* _Task directions_
Each entry needs to be restated exactly as written.

* _Records from a data collection_

BEGIN

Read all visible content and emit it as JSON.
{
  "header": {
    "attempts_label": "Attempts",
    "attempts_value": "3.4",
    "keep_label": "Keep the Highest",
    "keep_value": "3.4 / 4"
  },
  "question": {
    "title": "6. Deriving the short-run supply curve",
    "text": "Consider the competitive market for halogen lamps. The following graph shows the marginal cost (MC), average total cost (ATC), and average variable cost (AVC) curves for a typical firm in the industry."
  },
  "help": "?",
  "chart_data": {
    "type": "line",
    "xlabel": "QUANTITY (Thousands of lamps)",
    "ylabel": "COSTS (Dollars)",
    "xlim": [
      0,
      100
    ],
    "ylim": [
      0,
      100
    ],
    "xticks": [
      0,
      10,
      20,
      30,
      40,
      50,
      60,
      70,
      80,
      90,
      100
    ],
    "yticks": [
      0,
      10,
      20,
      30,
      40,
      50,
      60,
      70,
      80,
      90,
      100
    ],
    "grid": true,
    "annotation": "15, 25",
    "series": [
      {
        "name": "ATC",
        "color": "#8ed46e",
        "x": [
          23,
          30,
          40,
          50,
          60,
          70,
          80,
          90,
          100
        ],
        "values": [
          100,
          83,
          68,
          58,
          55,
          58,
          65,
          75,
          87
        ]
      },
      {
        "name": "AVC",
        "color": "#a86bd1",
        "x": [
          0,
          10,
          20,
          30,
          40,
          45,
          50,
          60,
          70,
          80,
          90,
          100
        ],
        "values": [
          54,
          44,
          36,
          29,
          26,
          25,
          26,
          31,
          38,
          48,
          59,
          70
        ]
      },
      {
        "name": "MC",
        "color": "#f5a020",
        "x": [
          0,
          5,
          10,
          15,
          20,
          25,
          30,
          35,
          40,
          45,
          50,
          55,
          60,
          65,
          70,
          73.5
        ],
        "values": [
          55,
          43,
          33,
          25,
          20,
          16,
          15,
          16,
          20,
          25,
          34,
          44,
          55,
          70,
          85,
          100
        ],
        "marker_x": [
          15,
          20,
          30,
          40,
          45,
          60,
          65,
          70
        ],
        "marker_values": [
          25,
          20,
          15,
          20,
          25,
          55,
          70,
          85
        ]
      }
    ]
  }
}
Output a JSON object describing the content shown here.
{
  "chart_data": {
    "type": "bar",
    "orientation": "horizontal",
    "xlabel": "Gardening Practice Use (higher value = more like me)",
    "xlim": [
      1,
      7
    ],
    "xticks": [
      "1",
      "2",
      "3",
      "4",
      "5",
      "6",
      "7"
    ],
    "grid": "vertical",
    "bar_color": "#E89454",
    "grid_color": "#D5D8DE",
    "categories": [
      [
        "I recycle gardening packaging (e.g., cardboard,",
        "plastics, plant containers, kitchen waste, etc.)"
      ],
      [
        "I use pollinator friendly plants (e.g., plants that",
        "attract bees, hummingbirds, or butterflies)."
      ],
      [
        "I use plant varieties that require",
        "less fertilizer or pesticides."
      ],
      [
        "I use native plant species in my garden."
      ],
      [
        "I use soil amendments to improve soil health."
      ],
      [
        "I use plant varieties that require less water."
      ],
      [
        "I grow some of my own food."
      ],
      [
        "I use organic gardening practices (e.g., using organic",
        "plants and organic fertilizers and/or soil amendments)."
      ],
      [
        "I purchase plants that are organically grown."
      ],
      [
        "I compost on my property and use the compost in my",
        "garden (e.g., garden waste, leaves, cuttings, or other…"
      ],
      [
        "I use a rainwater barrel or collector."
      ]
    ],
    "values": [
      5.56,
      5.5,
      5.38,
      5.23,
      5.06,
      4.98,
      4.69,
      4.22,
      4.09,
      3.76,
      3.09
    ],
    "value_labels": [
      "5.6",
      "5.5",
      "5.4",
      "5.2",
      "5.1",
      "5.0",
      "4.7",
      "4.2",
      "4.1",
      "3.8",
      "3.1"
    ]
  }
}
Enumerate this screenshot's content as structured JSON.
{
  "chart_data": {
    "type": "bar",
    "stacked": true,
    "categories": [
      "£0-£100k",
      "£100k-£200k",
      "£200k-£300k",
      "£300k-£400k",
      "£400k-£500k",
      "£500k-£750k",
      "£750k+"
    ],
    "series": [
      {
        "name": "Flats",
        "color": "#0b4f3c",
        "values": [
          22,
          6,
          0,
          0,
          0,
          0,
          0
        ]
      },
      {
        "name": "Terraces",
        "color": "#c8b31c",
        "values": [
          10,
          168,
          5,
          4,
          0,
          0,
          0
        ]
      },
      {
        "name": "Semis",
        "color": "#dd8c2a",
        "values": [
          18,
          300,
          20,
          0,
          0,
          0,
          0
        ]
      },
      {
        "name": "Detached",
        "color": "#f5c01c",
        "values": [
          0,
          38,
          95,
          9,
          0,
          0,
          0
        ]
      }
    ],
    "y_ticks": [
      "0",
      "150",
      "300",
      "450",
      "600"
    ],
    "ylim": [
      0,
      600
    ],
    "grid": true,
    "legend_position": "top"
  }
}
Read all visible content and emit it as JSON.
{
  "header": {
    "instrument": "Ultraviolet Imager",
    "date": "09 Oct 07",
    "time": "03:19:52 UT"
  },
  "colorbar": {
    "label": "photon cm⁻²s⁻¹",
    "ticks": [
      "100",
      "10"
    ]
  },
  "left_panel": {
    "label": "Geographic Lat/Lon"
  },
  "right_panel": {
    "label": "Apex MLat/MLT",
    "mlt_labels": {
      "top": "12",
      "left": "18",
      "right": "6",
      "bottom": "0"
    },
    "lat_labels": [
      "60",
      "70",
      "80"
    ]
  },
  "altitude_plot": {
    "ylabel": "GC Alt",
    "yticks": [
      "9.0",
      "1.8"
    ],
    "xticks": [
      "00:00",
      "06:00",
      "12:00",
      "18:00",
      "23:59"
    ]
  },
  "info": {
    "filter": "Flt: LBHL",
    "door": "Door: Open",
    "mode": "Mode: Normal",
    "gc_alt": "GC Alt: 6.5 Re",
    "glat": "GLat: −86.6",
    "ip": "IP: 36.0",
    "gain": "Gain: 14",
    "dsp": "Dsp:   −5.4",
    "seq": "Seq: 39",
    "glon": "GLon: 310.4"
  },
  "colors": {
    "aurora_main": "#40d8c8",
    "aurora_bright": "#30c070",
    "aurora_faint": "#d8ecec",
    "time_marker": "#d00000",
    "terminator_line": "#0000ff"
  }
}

END

* _Output for this exercise_
Read all visible content and emit it as JSON.
{
  "header": {
    "attempts_label": "Attempts",
    "attempts_value": "3.4",
    "keep_label": "Keep the Highest",
    "keep_value": "3.4 / 4"
  },
  "question": {
    "title": "6. Deriving the short-run supply curve",
    "text": "Consider the competitive market for halogen lamps. The following graph shows the marginal cost (MC), average total cost (ATC), and average variable cost (AVC) curves for a typical firm in the industry."
  },
  "help": "?",
  "chart_data": {
    "type": "line",
    "xlabel": "QUANTITY (Thousands of lamps)",
    "ylabel": "COSTS (Dollars)",
    "xlim": [
      0,
      100
    ],
    "ylim": [
      0,
      100
    ],
    "xticks": [
      0,
      10,
      20,
      30,
      40,
      50,
      60,
      70,
      80,
      90,
      100
    ],
    "yticks": [
      0,
      10,
      20,
      30,
      40,
      50,
      60,
      70,
      80,
      90,
      100
    ],
    "grid": true,
    "annotation": "15, 25",
    "series": [
      {
        "name": "ATC",
        "color": "#8ed46e",
        "x": [
          23,
          30,
          40,
          50,
          60,
          70,
          80,
          90,
          100
        ],
        "values": [
          100,
          83,
          68,
          58,
          55,
          58,
          65,
          75,
          87
        ]
      },
      {
        "name": "AVC",
        "color": "#a86bd1",
        "x": [
          0,
          10,
          20,
          30,
          40,
          45,
          50,
          60,
          70,
          80,
          90,
          100
        ],
        "values": [
          54,
          44,
          36,
          29,
          26,
          25,
          26,
          31,
          38,
          48,
          59,
          70
        ]
      },
      {
        "name": "MC",
        "color": "#f5a020",
        "x": [
          0,
          5,
          10,
          15,
          20,
          25,
          30,
          35,
          40,
          45,
          50,
          55,
          60,
          65,
          70,
          73.5
        ],
        "values": [
          55,
          43,
          33,
          25,
          20,
          16,
          15,
          16,
          20,
          25,
          34,
          44,
          55,
          70,
          85,
          100
        ],
        "marker_x": [
          15,
          20,
          30,
          40,
          45,
          60,
          65,
          70
        ],
        "marker_values": [
          25,
          20,
          15,
          20,
          25,
          55,
          70,
          85
        ]
      }
    ]
  }
}
Output a JSON object describing the content shown here.
{
  "chart_data": {
    "type": "bar",
    "orientation": "horizontal",
    "xlabel": "Gardening Practice Use (higher value = more like me)",
    "xlim": [
      1,
      7
    ],
    "xticks": [
      "1",
      "2",
      "3",
      "4",
      "5",
      "6",
      "7"
    ],
    "grid": "vertical",
    "bar_color": "#E89454",
    "grid_color": "#D5D8DE",
    "categories": [
      [
        "I recycle gardening packaging (e.g., cardboard,",
        "plastics, plant containers, kitchen waste, etc.)"
      ],
      [
        "I use pollinator friendly plants (e.g., plants that",
        "attract bees, hummingbirds, or butterflies)."
      ],
      [
        "I use plant varieties that require",
        "less fertilizer or pesticides."
      ],
      [
        "I use native plant species in my garden."
      ],
      [
        "I use soil amendments to improve soil health."
      ],
      [
        "I use plant varieties that require less water."
      ],
      [
        "I grow some of my own food."
      ],
      [
        "I use organic gardening practices (e.g., using organic",
        "plants and organic fertilizers and/or soil amendments)."
      ],
      [
        "I purchase plants that are organically grown."
      ],
      [
        "I compost on my property and use the compost in my",
        "garden (e.g., garden waste, leaves, cuttings, or other…"
      ],
      [
        "I use a rainwater barrel or collector."
      ]
    ],
    "values": [
      5.56,
      5.5,
      5.38,
      5.23,
      5.06,
      4.98,
      4.69,
      4.22,
      4.09,
      3.76,
      3.09
    ],
    "value_labels": [
      "5.6",
      "5.5",
      "5.4",
      "5.2",
      "5.1",
      "5.0",
      "4.7",
      "4.2",
      "4.1",
      "3.8",
      "3.1"
    ]
  }
}
Enumerate this screenshot's content as structured JSON.
{
  "chart_data": {
    "type": "bar",
    "stacked": true,
    "categories": [
      "£0-£100k",
      "£100k-£200k",
      "£200k-£300k",
      "£300k-£400k",
      "£400k-£500k",
      "£500k-£750k",
      "£750k+"
    ],
    "series": [
      {
        "name": "Flats",
        "color": "#0b4f3c",
        "values": [
          22,
          6,
          0,
          0,
          0,
          0,
          0
        ]
      },
      {
        "name": "Terraces",
        "color": "#c8b31c",
        "values": [
          10,
          168,
          5,
          4,
          0,
          0,
          0
        ]
      },
      {
        "name": "Semis",
        "color": "#dd8c2a",
        "values": [
          18,
          300,
          20,
          0,
          0,
          0,
          0
        ]
      },
      {
        "name": "Detached",
        "color": "#f5c01c",
        "values": [
          0,
          38,
          95,
          9,
          0,
          0,
          0
        ]
      }
    ],
    "y_ticks": [
      "0",
      "150",
      "300",
      "450",
      "600"
    ],
    "ylim": [
      0,
      600
    ],
    "grid": true,
    "legend_position": "top"
  }
}
Read all visible content and emit it as JSON.
{
  "header": {
    "instrument": "Ultraviolet Imager",
    "date": "09 Oct 07",
    "time": "03:19:52 UT"
  },
  "colorbar": {
    "label": "photon cm⁻²s⁻¹",
    "ticks": [
      "100",
      "10"
    ]
  },
  "left_panel": {
    "label": "Geographic Lat/Lon"
  },
  "right_panel": {
    "label": "Apex MLat/MLT",
    "mlt_labels": {
      "top": "12",
      "left": "18",
      "right": "6",
      "bottom": "0"
    },
    "lat_labels": [
      "60",
      "70",
      "80"
    ]
  },
  "altitude_plot": {
    "ylabel": "GC Alt",
    "yticks": [
      "9.0",
      "1.8"
    ],
    "xticks": [
      "00:00",
      "06:00",
      "12:00",
      "18:00",
      "23:59"
    ]
  },
  "info": {
    "filter": "Flt: LBHL",
    "door": "Door: Open",
    "mode": "Mode: Normal",
    "gc_alt": "GC Alt: 6.5 Re",
    "glat": "GLat: −86.6",
    "ip": "IP: 36.0",
    "gain": "Gain: 14",
    "dsp": "Dsp:   −5.4",
    "seq": "Seq: 39",
    "glon": "GLon: 310.4"
  },
  "colors": {
    "aurora_main": "#40d8c8",
    "aurora_bright": "#30c070",
    "aurora_faint": "#d8ecec",
    "time_marker": "#d00000",
    "terminator_line": "#0000ff"
  }
}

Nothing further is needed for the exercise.